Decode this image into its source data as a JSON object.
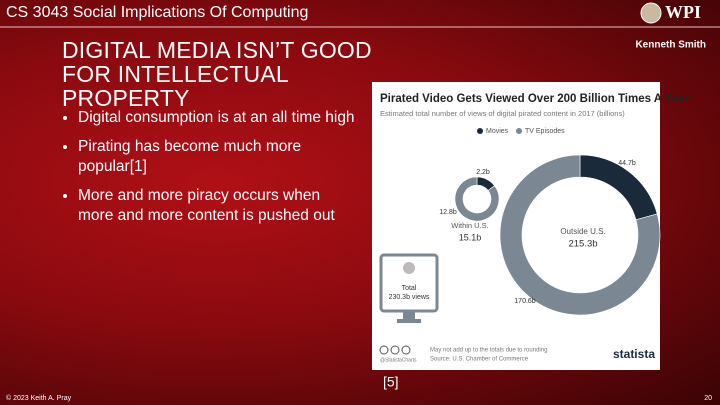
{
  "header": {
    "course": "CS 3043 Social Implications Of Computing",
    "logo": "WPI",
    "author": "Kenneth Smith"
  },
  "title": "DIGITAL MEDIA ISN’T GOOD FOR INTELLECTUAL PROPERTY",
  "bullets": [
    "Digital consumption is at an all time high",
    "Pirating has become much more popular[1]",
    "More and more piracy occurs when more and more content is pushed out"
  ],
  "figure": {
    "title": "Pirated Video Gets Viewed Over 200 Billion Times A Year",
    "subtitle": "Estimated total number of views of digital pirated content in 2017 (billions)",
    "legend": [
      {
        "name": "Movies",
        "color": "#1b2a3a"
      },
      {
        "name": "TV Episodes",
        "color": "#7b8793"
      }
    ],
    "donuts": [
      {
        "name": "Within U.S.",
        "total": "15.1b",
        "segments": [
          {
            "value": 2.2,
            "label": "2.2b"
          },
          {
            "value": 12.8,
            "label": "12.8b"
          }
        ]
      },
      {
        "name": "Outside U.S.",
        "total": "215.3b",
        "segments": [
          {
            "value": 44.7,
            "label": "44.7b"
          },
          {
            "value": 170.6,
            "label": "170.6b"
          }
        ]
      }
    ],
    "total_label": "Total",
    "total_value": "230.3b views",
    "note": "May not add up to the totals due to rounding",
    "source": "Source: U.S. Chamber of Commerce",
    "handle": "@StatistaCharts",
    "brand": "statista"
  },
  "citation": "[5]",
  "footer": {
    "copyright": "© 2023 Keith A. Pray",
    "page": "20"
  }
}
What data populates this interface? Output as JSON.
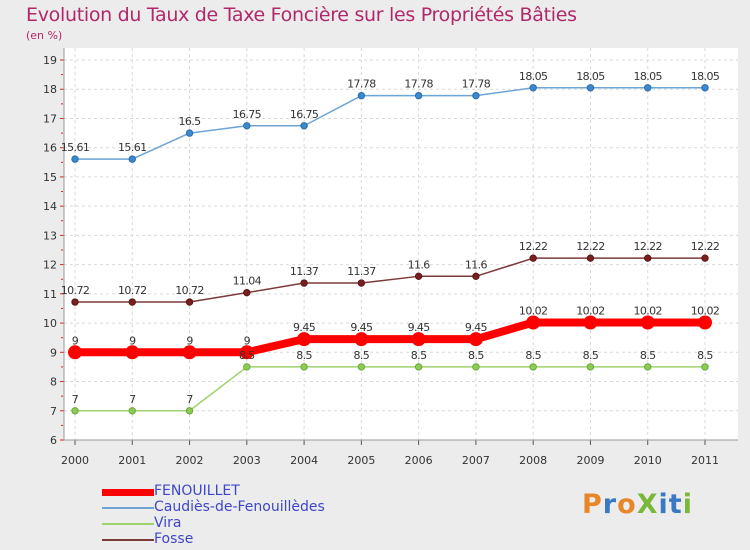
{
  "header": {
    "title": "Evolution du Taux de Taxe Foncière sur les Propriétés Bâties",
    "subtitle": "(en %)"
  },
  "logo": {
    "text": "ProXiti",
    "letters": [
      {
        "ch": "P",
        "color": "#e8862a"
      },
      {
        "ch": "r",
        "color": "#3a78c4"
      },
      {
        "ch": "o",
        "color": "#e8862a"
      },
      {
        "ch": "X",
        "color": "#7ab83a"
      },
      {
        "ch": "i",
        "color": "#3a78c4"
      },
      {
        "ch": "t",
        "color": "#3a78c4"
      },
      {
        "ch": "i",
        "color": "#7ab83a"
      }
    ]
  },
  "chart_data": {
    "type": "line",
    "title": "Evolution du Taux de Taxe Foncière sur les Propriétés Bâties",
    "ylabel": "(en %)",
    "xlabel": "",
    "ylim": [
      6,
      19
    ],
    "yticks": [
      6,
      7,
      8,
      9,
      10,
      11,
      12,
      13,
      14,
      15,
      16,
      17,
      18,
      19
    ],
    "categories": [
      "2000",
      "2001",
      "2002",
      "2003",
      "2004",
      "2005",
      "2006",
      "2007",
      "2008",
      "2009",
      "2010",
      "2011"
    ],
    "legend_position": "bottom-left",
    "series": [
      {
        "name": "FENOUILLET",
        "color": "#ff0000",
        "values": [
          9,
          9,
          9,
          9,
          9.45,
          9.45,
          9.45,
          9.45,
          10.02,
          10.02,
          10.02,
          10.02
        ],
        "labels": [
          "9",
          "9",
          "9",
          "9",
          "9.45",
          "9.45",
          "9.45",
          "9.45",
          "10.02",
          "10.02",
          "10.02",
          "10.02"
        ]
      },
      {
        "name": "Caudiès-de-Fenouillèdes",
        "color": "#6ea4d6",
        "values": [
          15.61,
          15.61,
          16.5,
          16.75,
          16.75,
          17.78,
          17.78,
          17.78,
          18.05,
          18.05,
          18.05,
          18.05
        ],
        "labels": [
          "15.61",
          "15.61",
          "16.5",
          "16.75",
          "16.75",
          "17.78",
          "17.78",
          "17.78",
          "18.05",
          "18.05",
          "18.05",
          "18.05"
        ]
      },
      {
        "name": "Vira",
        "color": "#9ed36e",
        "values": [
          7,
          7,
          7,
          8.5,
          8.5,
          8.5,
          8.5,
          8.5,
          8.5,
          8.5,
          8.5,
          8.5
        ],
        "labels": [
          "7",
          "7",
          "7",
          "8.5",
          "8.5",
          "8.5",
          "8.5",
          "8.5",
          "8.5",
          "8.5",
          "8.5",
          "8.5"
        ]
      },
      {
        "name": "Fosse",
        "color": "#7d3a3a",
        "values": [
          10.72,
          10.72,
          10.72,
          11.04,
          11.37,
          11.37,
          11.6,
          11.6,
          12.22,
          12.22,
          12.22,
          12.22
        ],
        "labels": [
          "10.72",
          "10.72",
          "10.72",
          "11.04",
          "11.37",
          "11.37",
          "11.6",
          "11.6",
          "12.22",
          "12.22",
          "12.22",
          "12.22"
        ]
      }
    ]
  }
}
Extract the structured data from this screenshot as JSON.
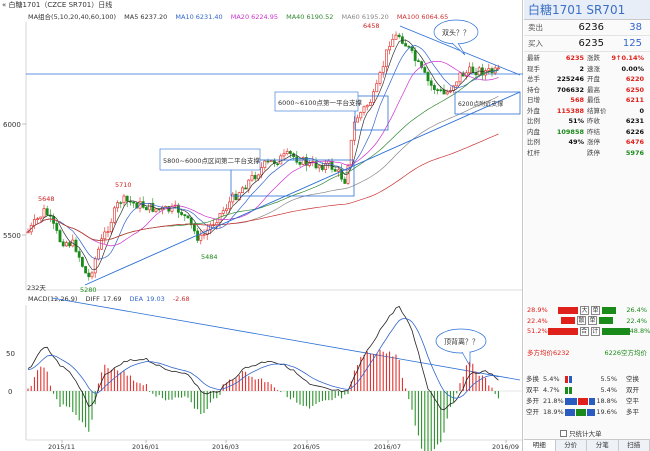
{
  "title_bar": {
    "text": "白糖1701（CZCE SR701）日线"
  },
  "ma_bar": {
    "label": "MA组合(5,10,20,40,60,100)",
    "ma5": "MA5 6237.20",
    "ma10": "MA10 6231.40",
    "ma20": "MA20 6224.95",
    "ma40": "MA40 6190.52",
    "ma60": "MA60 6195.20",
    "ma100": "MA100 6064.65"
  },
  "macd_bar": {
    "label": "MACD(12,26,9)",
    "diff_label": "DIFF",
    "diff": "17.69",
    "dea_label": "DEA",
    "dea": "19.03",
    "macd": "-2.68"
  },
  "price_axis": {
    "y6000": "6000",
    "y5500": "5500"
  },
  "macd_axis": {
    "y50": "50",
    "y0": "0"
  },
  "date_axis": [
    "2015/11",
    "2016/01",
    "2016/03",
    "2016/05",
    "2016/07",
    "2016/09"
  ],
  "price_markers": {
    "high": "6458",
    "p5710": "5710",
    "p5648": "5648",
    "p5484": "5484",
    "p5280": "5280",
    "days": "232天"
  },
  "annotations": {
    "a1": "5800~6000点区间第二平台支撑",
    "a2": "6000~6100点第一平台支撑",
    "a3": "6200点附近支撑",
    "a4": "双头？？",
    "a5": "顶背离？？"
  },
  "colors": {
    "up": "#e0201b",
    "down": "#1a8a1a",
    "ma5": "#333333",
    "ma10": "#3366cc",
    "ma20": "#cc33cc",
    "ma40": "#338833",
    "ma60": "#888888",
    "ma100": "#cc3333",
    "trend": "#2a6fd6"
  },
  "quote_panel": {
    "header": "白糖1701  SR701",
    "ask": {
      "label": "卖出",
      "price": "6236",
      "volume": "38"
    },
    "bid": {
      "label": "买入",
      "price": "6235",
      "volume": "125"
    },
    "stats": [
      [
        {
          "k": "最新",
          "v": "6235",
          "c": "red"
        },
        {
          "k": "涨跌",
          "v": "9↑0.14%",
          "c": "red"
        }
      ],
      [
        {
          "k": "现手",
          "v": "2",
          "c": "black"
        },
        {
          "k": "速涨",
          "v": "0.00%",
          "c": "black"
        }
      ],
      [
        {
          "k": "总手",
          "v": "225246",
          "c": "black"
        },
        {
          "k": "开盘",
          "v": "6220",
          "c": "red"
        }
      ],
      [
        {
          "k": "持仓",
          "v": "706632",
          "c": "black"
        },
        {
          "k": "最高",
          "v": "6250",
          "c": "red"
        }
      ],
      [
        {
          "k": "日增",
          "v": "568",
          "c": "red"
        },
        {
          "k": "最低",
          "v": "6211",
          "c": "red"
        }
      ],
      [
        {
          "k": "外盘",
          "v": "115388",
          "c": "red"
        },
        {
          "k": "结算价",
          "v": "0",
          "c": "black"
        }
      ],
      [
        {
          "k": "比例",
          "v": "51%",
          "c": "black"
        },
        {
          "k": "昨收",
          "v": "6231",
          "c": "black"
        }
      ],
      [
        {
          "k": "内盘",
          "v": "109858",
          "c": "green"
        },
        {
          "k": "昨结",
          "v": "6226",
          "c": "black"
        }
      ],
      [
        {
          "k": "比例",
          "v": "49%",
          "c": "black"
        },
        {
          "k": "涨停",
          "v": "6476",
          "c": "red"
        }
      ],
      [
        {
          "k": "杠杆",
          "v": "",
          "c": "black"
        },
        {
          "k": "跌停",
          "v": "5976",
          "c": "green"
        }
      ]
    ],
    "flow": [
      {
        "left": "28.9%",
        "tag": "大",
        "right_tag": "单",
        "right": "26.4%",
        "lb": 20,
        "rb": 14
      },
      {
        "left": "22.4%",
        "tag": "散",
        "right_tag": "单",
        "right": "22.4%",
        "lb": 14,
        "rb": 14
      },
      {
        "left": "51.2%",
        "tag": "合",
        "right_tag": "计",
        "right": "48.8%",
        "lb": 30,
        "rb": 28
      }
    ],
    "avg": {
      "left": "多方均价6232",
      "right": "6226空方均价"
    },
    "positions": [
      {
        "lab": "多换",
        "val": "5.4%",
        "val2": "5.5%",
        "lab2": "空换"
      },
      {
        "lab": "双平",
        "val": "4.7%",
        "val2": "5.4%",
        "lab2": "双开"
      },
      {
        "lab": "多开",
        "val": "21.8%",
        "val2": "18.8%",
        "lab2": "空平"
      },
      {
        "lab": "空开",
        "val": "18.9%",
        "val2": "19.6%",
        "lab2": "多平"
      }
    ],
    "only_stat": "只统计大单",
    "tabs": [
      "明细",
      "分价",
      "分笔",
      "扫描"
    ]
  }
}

(Aim of the task)
Show the lines of the records that contain the word "views".

(Final answer)
    "subtitle": "Estimated total number of views of digital pirated content in 2017 (billions)",
    "total_value": "230.3b views",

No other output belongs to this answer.